Exercise description
Copy each line exactly. Leave nothing out.
***** Records for the exercise *****
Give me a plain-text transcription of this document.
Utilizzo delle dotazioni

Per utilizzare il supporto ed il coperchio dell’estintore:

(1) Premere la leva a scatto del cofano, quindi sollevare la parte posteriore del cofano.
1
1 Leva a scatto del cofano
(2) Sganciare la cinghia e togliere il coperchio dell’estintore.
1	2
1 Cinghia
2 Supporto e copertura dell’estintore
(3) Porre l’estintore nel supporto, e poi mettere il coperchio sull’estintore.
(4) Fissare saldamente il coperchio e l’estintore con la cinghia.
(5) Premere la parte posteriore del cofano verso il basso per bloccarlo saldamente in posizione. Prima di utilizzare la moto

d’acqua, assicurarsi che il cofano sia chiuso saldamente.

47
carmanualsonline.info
*****
The response
Give me a plain-text transcription of this document.
Utilizzo delle dotazioni

Per utilizzare il supporto ed il coperchio dell’estintore:

(1) Premere la leva a scatto del cofano, quindi sollevare la parte posteriore del cofano.
1
1 Leva a scatto del cofano
(2) Sganciare la cinghia e togliere il coperchio dell’estintore.
1	2
1 Cinghia
2 Supporto e copertura dell’estintore
(3) Porre l’estintore nel supporto, e poi mettere il coperchio sull’estintore.
(4) Fissare saldamente il coperchio e l’estintore con la cinghia.
(5) Premere la parte posteriore del cofano verso il basso per bloccarlo saldamente in posizione. Prima di utilizzare la moto

d’acqua, assicurarsi che il cofano sia chiuso saldamente.

47
carmanualsonline.info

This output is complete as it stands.